In the data below, replace every "data-point" with "chart-dot" and leave everything else unchanged.

※ ※ ※

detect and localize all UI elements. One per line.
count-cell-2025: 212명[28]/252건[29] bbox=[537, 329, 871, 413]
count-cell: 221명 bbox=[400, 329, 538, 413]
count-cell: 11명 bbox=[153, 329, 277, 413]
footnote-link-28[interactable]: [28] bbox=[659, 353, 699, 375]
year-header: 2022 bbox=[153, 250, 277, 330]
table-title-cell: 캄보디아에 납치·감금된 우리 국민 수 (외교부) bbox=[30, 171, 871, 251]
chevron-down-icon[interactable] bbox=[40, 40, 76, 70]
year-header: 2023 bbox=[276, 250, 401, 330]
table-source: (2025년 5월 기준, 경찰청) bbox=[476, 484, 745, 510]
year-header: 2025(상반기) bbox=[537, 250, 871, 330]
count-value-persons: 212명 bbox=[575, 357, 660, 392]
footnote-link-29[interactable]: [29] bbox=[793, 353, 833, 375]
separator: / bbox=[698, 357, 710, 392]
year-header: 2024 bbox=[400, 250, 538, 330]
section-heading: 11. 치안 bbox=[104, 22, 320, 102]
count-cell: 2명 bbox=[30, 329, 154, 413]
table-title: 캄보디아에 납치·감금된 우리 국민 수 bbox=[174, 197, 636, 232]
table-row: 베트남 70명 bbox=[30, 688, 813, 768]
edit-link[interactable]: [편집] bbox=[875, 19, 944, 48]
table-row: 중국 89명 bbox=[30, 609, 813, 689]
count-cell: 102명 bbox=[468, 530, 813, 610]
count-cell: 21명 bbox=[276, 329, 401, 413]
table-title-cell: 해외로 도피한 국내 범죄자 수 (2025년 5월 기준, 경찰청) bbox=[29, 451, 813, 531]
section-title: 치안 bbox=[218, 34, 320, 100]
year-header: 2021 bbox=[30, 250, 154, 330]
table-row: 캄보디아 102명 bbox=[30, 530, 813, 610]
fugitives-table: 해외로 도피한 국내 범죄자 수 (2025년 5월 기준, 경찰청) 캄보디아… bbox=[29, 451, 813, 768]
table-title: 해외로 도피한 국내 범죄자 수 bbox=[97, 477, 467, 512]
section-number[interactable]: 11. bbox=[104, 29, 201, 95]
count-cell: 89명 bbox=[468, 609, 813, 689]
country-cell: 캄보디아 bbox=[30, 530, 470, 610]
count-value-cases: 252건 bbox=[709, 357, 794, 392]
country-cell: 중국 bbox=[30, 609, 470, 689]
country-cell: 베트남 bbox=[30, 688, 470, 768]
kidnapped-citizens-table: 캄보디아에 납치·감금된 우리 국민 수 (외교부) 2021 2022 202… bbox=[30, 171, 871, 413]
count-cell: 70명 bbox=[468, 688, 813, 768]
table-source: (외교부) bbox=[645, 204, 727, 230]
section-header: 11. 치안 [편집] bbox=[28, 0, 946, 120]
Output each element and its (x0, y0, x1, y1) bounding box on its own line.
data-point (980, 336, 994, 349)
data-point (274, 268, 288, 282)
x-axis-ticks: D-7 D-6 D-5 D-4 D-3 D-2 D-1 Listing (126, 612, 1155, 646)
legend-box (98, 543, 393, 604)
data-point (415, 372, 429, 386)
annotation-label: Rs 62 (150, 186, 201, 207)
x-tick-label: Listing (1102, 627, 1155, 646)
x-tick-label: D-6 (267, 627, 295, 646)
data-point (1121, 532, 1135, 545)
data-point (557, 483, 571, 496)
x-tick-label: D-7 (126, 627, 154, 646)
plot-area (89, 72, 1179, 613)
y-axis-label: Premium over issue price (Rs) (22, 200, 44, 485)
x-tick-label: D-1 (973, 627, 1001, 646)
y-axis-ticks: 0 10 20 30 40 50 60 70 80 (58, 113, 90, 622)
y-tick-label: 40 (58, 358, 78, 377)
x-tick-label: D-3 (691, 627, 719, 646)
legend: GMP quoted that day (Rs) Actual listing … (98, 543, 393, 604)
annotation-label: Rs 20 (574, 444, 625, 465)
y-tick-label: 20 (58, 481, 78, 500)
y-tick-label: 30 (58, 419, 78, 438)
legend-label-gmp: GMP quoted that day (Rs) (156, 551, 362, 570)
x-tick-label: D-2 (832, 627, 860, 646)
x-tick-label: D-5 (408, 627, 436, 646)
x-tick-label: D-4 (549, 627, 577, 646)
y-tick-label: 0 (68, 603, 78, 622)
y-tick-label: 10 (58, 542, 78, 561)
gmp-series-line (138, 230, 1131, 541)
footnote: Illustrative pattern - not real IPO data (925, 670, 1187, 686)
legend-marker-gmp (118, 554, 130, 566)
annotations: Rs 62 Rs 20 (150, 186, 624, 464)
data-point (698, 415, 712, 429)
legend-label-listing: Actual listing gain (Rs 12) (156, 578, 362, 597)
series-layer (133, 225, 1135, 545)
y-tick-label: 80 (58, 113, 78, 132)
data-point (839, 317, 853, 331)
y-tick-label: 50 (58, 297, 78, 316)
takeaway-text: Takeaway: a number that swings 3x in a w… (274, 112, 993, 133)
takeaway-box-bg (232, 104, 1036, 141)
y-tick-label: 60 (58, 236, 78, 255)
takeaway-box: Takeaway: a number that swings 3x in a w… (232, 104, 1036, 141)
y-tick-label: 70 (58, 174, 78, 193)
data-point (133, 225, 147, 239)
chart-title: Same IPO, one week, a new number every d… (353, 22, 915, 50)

※ ※ ※

• Output for this exercise:
detect and localize all UI elements. One per line.
count-cell-2025: 212명[28]/252건[29] bbox=[537, 329, 871, 413]
count-cell: 221명 bbox=[400, 329, 538, 413]
count-cell: 11명 bbox=[153, 329, 277, 413]
footnote-link-28[interactable]: [28] bbox=[659, 353, 699, 375]
year-header: 2022 bbox=[153, 250, 277, 330]
table-title-cell: 캄보디아에 납치·감금된 우리 국민 수 (외교부) bbox=[30, 171, 871, 251]
chevron-down-icon[interactable] bbox=[40, 40, 76, 70]
year-header: 2023 bbox=[276, 250, 401, 330]
table-source: (2025년 5월 기준, 경찰청) bbox=[476, 484, 745, 510]
year-header: 2025(상반기) bbox=[537, 250, 871, 330]
count-value-persons: 212명 bbox=[575, 357, 660, 392]
footnote-link-29[interactable]: [29] bbox=[793, 353, 833, 375]
separator: / bbox=[698, 357, 710, 392]
year-header: 2024 bbox=[400, 250, 538, 330]
section-heading: 11. 치안 bbox=[104, 22, 320, 102]
count-cell: 2명 bbox=[30, 329, 154, 413]
table-title: 캄보디아에 납치·감금된 우리 국민 수 bbox=[174, 197, 636, 232]
table-row: 베트남 70명 bbox=[30, 688, 813, 768]
edit-link[interactable]: [편집] bbox=[875, 19, 944, 48]
table-row: 중국 89명 bbox=[30, 609, 813, 689]
count-cell: 102명 bbox=[468, 530, 813, 610]
count-cell: 21명 bbox=[276, 329, 401, 413]
table-title-cell: 해외로 도피한 국내 범죄자 수 (2025년 5월 기준, 경찰청) bbox=[29, 451, 813, 531]
section-title: 치안 bbox=[218, 34, 320, 100]
year-header: 2021 bbox=[30, 250, 154, 330]
table-row: 캄보디아 102명 bbox=[30, 530, 813, 610]
fugitives-table: 해외로 도피한 국내 범죄자 수 (2025년 5월 기준, 경찰청) 캄보디아… bbox=[29, 451, 813, 768]
table-title: 해외로 도피한 국내 범죄자 수 bbox=[97, 477, 467, 512]
section-number[interactable]: 11. bbox=[104, 29, 201, 95]
count-cell: 89명 bbox=[468, 609, 813, 689]
country-cell: 캄보디아 bbox=[30, 530, 470, 610]
count-value-cases: 252건 bbox=[709, 357, 794, 392]
country-cell: 중국 bbox=[30, 609, 470, 689]
country-cell: 베트남 bbox=[30, 688, 470, 768]
kidnapped-citizens-table: 캄보디아에 납치·감금된 우리 국민 수 (외교부) 2021 2022 202… bbox=[30, 171, 871, 413]
count-cell: 70명 bbox=[468, 688, 813, 768]
table-source: (외교부) bbox=[645, 204, 727, 230]
section-header: 11. 치안 [편집] bbox=[28, 0, 946, 120]
Output each element and its (x0, y0, x1, y1) bounding box on its own line.
chart-dot (980, 336, 994, 349)
chart-dot (274, 268, 288, 282)
x-axis-ticks: D-7 D-6 D-5 D-4 D-3 D-2 D-1 Listing (126, 612, 1155, 646)
legend-box (98, 543, 393, 604)
chart-dot (415, 372, 429, 386)
annotation-label: Rs 62 (150, 186, 201, 207)
x-tick-label: Listing (1102, 627, 1155, 646)
x-tick-label: D-6 (267, 627, 295, 646)
chart-dot (1121, 532, 1135, 545)
chart-dot (557, 483, 571, 496)
x-tick-label: D-7 (126, 627, 154, 646)
plot-area (89, 72, 1179, 613)
y-axis-label: Premium over issue price (Rs) (22, 200, 44, 485)
x-tick-label: D-1 (973, 627, 1001, 646)
y-axis-ticks: 0 10 20 30 40 50 60 70 80 (58, 113, 90, 622)
y-tick-label: 40 (58, 358, 78, 377)
x-tick-label: D-3 (691, 627, 719, 646)
legend: GMP quoted that day (Rs) Actual listing … (98, 543, 393, 604)
annotation-label: Rs 20 (574, 444, 625, 465)
y-tick-label: 20 (58, 481, 78, 500)
y-tick-label: 30 (58, 419, 78, 438)
legend-label-gmp: GMP quoted that day (Rs) (156, 551, 362, 570)
x-tick-label: D-2 (832, 627, 860, 646)
x-tick-label: D-5 (408, 627, 436, 646)
x-tick-label: D-4 (549, 627, 577, 646)
y-tick-label: 0 (68, 603, 78, 622)
y-tick-label: 10 (58, 542, 78, 561)
gmp-series-line (138, 230, 1131, 541)
footnote: Illustrative pattern - not real IPO data (925, 670, 1187, 686)
legend-marker-gmp (118, 554, 130, 566)
annotations: Rs 62 Rs 20 (150, 186, 624, 464)
chart-dot (698, 415, 712, 429)
legend-label-listing: Actual listing gain (Rs 12) (156, 578, 362, 597)
series-layer (133, 225, 1135, 545)
y-tick-label: 80 (58, 113, 78, 132)
chart-dot (839, 317, 853, 331)
y-tick-label: 50 (58, 297, 78, 316)
takeaway-text: Takeaway: a number that swings 3x in a w… (274, 112, 993, 133)
takeaway-box-bg (232, 104, 1036, 141)
y-tick-label: 60 (58, 236, 78, 255)
takeaway-box: Takeaway: a number that swings 3x in a w… (232, 104, 1036, 141)
y-tick-label: 70 (58, 174, 78, 193)
chart-dot (133, 225, 147, 239)
chart-title: Same IPO, one week, a new number every d… (353, 22, 915, 50)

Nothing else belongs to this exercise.